— START OF Available records —

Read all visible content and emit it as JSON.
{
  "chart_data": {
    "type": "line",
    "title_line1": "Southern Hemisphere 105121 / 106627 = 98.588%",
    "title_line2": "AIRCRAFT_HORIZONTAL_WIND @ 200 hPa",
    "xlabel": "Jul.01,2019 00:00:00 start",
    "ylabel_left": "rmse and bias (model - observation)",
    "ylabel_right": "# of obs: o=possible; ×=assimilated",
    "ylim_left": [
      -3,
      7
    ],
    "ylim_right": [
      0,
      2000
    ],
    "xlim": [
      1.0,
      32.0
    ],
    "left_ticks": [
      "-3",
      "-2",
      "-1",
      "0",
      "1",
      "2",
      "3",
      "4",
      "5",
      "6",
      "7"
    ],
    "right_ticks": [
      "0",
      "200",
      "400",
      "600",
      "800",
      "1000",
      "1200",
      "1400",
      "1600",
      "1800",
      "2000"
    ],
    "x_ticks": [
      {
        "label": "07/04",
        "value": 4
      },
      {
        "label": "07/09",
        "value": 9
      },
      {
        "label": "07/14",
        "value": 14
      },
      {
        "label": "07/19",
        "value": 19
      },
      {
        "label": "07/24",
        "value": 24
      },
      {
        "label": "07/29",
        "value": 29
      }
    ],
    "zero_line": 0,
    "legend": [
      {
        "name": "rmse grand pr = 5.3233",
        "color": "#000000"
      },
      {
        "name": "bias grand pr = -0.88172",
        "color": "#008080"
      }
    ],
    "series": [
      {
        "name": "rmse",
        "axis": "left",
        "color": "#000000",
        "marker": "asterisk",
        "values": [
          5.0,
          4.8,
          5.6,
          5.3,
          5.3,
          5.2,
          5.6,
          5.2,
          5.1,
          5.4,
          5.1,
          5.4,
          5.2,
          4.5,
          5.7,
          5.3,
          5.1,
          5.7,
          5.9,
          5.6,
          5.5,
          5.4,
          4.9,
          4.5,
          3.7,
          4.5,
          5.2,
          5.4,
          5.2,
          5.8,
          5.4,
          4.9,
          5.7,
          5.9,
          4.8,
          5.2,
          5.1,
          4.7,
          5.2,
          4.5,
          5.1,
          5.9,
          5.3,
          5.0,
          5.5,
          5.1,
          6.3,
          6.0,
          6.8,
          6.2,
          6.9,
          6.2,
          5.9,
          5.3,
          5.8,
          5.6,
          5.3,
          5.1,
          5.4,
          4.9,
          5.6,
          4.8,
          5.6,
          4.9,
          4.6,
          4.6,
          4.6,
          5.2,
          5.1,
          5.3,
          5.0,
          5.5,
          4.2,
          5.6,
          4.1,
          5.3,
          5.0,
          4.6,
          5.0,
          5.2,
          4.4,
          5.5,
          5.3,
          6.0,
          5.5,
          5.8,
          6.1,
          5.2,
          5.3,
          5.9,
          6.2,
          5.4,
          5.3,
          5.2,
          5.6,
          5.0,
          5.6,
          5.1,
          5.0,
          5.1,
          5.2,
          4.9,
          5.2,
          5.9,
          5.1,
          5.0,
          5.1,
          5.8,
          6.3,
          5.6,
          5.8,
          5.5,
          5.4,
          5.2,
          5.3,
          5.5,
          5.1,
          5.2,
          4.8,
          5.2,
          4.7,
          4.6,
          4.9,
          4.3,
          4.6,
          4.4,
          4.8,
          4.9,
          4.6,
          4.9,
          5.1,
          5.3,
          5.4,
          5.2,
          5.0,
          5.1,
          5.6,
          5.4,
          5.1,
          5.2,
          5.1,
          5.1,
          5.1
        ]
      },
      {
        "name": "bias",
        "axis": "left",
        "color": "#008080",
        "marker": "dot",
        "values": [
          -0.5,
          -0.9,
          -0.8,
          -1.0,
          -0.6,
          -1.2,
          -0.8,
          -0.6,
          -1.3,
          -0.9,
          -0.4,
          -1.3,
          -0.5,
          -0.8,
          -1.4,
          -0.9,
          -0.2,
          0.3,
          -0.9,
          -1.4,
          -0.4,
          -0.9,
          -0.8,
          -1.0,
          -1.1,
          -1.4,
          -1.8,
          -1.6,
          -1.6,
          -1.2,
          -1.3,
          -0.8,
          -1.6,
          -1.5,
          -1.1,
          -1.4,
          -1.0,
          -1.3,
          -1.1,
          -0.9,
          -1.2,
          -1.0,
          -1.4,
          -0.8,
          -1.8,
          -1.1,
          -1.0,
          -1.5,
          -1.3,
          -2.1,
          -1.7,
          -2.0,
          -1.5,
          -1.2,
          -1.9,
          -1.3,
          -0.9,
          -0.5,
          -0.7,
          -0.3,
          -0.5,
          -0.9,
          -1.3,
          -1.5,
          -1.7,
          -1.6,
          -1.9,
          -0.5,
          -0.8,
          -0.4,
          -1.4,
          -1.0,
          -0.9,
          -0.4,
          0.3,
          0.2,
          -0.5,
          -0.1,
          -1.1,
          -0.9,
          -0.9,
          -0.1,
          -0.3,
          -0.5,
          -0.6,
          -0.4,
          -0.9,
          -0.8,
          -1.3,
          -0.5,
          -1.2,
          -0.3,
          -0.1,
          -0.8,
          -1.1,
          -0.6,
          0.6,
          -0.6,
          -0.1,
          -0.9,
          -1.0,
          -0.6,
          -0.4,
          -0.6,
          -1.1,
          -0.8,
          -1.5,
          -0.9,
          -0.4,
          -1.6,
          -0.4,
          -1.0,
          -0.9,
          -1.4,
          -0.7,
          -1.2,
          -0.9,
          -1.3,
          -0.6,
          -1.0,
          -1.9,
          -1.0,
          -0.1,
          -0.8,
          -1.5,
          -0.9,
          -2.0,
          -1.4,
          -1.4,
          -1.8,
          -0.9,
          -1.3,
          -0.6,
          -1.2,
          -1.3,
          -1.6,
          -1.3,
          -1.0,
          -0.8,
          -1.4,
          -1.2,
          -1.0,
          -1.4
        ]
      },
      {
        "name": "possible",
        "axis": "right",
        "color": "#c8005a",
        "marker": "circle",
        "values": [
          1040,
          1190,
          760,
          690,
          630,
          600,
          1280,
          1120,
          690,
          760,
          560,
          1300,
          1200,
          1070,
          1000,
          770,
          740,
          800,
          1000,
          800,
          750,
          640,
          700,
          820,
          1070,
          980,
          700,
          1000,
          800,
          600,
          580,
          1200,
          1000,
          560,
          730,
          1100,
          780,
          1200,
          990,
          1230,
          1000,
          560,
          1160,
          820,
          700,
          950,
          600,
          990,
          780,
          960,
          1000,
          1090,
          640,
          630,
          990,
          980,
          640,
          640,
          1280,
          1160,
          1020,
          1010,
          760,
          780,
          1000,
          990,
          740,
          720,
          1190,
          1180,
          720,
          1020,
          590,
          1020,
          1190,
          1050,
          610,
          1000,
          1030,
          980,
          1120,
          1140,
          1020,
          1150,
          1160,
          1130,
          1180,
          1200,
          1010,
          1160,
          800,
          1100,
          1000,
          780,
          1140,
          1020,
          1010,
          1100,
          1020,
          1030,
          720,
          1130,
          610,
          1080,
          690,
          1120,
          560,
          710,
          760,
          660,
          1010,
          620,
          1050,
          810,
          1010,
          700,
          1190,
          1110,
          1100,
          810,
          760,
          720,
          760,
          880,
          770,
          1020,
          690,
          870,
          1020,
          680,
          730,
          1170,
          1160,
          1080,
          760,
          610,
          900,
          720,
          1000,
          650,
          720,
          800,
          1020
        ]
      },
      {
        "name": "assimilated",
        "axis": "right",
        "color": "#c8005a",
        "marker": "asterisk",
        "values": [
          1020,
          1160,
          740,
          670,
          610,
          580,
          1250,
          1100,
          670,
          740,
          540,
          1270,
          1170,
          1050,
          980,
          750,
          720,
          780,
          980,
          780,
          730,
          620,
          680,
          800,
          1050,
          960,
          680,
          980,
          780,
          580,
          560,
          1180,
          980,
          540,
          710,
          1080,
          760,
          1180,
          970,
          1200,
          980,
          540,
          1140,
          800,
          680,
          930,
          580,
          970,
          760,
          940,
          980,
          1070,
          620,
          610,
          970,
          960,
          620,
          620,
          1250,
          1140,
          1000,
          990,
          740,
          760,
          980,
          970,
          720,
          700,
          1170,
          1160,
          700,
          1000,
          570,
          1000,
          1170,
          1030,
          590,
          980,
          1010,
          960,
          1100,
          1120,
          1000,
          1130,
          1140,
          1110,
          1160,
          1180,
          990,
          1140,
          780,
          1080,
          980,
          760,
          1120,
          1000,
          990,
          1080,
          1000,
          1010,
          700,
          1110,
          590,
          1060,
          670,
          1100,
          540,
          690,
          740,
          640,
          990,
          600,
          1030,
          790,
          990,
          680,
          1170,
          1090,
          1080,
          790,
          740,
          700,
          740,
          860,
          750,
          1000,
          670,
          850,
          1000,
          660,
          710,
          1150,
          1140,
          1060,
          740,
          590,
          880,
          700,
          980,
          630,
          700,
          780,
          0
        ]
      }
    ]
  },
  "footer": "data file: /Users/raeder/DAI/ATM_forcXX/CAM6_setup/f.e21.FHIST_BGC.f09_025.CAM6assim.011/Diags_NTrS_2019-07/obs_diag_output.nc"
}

— END OF Available records —

*Problem description:* Extract every line from the records above that contains the word "assimilated".

*Correct answer:*
    "ylabel_right": "# of obs: o=possible; ×=assimilated",
        "name": "assimilated",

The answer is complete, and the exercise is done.